→ EXERCISE
Reproduce the listing verbatim.

(Records excerpted from a collection)
━━━

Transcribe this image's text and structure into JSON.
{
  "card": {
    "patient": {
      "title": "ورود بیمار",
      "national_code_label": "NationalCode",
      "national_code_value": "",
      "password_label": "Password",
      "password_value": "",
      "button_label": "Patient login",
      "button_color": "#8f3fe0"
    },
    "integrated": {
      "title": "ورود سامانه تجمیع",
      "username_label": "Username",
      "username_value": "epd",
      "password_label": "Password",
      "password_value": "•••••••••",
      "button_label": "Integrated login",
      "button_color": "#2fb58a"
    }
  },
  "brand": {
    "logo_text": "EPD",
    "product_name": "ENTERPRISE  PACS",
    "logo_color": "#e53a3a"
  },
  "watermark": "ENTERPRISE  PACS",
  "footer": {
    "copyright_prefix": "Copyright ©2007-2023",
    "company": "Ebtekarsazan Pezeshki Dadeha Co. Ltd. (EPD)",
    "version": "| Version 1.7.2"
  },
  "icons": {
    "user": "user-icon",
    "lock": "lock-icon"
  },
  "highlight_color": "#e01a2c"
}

━━━

→ TASK ANSWER
Transcribe this image's text and structure into JSON.
{
  "card": {
    "patient": {
      "title": "ورود بیمار",
      "national_code_label": "NationalCode",
      "national_code_value": "",
      "password_label": "Password",
      "password_value": "",
      "button_label": "Patient login",
      "button_color": "#8f3fe0"
    },
    "integrated": {
      "title": "ورود سامانه تجمیع",
      "username_label": "Username",
      "username_value": "epd",
      "password_label": "Password",
      "password_value": "•••••••••",
      "button_label": "Integrated login",
      "button_color": "#2fb58a"
    }
  },
  "brand": {
    "logo_text": "EPD",
    "product_name": "ENTERPRISE  PACS",
    "logo_color": "#e53a3a"
  },
  "watermark": "ENTERPRISE  PACS",
  "footer": {
    "copyright_prefix": "Copyright ©2007-2023",
    "company": "Ebtekarsazan Pezeshki Dadeha Co. Ltd. (EPD)",
    "version": "| Version 1.7.2"
  },
  "icons": {
    "user": "user-icon",
    "lock": "lock-icon"
  },
  "highlight_color": "#e01a2c"
}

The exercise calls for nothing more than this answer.